• _WHAT THE TASK ASKS_
For the listing below, give the count of lines containing the string "such" and nothing else.

• _RECORDED INFORMATION_
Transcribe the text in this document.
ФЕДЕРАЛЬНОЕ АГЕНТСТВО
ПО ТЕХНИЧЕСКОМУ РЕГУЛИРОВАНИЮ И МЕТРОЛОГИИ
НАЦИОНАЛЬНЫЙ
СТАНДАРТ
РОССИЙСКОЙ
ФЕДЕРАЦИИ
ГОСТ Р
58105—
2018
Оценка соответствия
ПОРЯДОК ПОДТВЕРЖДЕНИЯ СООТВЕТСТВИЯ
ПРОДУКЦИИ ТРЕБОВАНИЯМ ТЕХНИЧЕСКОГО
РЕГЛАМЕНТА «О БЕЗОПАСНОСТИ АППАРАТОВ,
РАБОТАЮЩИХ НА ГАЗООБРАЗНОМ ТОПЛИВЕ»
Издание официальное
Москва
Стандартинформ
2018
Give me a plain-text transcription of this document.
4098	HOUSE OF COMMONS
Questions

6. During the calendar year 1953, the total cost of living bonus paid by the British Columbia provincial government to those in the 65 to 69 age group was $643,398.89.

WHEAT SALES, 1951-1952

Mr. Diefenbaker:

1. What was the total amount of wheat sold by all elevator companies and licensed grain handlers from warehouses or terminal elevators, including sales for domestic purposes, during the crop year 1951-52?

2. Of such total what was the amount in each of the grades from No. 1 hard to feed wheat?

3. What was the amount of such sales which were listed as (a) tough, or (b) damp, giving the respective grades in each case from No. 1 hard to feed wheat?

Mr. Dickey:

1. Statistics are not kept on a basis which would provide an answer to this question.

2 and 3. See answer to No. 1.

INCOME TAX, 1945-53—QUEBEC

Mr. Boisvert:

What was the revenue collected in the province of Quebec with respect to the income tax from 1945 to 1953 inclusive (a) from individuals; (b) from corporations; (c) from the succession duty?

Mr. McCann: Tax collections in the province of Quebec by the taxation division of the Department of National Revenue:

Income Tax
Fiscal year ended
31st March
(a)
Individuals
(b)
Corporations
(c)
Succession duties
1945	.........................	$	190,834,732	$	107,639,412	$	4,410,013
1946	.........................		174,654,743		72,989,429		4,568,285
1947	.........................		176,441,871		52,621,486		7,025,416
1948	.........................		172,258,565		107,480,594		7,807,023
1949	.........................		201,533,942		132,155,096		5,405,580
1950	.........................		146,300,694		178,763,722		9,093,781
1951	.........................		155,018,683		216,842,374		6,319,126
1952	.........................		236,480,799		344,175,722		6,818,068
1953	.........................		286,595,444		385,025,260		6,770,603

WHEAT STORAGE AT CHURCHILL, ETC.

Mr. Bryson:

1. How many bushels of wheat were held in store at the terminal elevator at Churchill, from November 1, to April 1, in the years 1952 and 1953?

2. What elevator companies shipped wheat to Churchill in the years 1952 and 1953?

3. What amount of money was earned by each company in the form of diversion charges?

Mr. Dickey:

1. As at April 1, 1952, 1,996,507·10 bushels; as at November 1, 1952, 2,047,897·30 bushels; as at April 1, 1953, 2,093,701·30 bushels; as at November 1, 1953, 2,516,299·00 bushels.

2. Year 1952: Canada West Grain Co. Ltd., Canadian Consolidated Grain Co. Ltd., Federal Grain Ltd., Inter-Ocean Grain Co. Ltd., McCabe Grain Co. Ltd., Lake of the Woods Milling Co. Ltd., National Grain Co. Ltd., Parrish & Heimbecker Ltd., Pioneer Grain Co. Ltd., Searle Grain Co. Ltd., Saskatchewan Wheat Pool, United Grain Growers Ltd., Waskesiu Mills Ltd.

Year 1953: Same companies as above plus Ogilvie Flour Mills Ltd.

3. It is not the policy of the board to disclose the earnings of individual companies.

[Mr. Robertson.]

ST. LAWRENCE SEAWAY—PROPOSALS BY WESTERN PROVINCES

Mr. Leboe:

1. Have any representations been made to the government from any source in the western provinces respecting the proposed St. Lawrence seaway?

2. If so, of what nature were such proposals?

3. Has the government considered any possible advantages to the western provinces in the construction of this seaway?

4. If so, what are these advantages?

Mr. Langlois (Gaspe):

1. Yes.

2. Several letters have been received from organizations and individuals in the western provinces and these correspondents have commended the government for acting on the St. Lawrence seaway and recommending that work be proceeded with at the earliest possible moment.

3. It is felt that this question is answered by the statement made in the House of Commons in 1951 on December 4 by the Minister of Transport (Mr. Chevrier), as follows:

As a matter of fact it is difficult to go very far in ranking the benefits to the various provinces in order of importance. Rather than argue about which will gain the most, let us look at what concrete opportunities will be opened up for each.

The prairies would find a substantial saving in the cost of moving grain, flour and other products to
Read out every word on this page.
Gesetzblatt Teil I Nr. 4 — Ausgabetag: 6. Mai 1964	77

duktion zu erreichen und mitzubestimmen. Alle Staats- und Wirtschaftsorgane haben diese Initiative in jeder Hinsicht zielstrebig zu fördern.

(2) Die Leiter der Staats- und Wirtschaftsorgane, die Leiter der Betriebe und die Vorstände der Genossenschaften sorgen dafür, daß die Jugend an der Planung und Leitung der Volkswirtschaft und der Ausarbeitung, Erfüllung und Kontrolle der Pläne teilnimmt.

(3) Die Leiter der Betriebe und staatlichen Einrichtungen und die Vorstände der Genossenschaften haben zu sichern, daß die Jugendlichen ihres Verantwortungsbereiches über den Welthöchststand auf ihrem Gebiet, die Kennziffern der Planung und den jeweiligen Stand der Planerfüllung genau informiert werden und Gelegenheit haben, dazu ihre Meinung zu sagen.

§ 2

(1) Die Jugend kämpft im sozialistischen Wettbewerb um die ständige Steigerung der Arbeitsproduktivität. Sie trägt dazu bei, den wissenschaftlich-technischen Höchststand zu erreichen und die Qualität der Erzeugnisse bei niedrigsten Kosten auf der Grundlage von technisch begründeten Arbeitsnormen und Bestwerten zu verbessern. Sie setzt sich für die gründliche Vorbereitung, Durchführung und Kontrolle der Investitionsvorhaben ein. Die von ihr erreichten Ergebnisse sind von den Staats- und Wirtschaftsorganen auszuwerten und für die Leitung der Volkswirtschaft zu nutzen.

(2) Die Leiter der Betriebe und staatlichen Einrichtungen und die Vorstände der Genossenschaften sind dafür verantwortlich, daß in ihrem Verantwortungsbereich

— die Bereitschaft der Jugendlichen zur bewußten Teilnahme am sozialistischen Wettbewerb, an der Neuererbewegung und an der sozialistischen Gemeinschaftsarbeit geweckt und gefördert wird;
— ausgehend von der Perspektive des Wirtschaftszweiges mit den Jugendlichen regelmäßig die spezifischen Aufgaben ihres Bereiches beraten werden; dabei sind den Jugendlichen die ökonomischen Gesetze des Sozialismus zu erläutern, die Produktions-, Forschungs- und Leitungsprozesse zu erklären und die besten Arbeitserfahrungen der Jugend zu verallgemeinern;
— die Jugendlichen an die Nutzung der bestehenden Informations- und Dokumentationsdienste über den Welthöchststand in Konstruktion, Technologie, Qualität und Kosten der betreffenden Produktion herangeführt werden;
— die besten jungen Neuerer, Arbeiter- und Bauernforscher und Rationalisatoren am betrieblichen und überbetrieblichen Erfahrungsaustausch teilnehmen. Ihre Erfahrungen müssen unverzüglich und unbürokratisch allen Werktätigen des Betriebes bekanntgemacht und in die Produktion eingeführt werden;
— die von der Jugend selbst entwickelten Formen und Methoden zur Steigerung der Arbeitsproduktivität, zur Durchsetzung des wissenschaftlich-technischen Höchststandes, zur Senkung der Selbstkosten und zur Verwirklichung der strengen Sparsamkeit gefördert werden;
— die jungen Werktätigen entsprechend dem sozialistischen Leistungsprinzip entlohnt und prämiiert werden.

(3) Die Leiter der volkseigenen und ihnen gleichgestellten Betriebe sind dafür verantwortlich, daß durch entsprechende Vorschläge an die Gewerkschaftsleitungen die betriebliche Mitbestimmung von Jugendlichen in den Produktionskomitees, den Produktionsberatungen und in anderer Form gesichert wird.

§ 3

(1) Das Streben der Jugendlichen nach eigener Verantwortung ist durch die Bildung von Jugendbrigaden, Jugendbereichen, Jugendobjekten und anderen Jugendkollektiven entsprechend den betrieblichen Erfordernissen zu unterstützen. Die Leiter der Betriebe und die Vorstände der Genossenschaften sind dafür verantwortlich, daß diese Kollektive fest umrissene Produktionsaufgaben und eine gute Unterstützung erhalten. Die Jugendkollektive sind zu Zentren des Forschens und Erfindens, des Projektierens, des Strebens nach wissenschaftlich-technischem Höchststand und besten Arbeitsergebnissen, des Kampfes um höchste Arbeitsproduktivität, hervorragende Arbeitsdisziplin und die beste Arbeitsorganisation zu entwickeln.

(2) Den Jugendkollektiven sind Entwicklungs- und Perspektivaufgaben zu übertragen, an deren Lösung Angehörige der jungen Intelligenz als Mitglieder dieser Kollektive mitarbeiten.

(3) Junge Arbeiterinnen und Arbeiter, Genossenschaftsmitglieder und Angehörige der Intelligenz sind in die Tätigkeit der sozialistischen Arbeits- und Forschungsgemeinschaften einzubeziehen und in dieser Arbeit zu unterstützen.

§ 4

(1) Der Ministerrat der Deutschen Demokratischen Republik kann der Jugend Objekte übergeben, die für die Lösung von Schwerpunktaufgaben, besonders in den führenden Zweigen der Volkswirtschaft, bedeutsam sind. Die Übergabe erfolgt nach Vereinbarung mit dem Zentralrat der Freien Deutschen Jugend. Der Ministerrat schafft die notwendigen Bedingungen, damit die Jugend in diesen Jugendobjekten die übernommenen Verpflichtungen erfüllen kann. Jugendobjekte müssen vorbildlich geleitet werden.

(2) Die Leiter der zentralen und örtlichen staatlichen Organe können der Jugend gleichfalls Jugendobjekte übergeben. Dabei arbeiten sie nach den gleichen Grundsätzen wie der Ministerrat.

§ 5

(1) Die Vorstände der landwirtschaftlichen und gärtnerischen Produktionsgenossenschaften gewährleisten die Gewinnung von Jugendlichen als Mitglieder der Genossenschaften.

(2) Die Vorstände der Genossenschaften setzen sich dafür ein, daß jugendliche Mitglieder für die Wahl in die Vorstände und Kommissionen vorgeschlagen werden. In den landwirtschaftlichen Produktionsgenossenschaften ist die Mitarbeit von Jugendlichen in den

• _RESULT BELOW_
3